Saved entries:
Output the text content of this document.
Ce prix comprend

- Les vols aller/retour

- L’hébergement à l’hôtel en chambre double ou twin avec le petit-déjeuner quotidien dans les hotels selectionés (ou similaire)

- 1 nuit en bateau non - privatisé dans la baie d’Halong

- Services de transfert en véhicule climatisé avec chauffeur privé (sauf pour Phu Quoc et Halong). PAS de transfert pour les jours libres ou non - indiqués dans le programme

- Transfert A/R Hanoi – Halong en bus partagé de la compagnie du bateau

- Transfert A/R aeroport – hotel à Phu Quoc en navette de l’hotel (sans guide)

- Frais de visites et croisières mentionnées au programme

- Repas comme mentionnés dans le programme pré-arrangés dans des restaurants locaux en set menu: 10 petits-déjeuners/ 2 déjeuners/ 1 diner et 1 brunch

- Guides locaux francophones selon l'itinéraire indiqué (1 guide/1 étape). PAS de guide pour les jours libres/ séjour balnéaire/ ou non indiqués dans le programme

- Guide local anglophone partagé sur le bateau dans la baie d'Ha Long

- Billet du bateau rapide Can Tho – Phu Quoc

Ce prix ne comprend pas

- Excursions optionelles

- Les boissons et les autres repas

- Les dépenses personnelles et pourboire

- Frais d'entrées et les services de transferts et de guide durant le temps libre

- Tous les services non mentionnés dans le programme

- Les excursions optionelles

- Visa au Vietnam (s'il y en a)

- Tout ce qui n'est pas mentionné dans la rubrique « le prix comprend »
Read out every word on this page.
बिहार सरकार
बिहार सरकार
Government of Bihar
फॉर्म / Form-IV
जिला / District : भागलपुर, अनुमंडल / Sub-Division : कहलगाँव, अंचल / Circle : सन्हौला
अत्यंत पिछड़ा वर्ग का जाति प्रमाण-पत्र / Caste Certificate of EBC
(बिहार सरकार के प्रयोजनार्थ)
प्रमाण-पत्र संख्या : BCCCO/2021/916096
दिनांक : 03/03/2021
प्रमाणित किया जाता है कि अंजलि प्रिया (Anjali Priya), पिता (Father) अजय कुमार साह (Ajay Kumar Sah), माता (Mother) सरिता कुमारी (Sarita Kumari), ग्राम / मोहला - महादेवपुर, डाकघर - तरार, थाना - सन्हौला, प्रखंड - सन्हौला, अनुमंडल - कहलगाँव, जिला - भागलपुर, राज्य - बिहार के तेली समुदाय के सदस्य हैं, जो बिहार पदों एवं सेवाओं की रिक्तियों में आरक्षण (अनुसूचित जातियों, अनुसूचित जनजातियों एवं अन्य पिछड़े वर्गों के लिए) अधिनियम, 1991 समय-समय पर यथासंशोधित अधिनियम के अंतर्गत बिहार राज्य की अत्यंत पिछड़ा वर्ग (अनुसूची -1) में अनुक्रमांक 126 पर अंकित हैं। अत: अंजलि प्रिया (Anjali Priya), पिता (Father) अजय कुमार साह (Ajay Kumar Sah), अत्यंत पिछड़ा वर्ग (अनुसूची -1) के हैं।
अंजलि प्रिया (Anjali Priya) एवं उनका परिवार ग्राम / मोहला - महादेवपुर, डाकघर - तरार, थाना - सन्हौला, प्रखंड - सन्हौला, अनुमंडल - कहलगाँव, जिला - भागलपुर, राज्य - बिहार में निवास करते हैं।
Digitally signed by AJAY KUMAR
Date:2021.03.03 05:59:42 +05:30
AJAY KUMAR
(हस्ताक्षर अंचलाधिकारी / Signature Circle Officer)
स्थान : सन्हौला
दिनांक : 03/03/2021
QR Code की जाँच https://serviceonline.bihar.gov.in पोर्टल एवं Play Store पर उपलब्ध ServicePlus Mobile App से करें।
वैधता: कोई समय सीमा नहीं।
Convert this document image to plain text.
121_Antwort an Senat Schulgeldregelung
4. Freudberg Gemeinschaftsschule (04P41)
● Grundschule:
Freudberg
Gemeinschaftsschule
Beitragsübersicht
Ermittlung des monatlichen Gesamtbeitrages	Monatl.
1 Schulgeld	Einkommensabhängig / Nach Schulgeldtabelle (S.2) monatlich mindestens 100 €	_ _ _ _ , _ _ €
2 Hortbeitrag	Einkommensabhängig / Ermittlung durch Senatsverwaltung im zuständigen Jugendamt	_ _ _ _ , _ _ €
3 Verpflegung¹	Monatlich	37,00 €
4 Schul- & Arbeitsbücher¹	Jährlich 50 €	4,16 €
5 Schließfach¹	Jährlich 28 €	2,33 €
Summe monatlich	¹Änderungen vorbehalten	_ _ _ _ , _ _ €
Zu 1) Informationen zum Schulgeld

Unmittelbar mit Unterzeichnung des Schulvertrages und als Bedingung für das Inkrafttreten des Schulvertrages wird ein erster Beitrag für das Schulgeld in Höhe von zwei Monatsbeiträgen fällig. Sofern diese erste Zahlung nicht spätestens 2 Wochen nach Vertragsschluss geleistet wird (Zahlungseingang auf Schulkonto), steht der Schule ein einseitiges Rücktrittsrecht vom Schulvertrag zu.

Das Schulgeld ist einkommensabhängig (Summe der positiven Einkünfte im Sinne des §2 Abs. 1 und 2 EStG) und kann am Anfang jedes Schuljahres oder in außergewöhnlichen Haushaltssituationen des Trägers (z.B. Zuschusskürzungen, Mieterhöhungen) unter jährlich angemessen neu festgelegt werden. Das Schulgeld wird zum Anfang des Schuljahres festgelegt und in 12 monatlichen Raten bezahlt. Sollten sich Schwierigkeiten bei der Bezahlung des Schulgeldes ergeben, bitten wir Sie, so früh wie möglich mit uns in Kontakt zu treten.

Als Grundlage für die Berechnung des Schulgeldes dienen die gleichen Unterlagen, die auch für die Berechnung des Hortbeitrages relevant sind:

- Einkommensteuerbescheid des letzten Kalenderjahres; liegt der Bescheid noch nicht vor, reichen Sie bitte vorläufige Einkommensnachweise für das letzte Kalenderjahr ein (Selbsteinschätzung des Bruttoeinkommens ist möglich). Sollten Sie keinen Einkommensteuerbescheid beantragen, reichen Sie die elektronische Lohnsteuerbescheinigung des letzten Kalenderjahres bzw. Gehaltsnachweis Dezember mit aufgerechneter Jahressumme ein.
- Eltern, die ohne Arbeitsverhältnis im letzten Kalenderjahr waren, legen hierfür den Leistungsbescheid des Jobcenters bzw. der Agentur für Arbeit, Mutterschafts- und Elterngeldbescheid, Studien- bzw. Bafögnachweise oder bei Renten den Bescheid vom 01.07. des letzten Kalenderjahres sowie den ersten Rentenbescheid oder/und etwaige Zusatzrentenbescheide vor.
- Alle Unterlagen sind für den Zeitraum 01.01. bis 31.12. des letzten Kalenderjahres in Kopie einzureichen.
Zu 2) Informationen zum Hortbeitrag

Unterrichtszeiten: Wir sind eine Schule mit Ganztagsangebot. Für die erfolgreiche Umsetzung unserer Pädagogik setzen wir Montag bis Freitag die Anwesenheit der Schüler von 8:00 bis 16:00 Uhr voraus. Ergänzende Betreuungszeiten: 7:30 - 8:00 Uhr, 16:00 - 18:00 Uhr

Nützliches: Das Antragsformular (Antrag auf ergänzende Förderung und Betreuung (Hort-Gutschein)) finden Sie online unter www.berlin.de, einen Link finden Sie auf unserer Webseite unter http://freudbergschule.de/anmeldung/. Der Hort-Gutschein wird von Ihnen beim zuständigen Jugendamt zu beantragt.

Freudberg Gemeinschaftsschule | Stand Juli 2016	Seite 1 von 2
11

Direction:
Pick out and copy the lines of the material that include the word "libres".

Task answer:
- Services de transfert en véhicule climatisé avec chauffeur privé (sauf pour Phu Quoc et Halong). PAS de transfert pour les jours libres ou non - indiqués dans le programme
- Guides locaux francophones selon l'itinéraire indiqué (1 guide/1 étape). PAS de guide pour les jours libres/ séjour balnéaire/ ou non indiqués dans le programme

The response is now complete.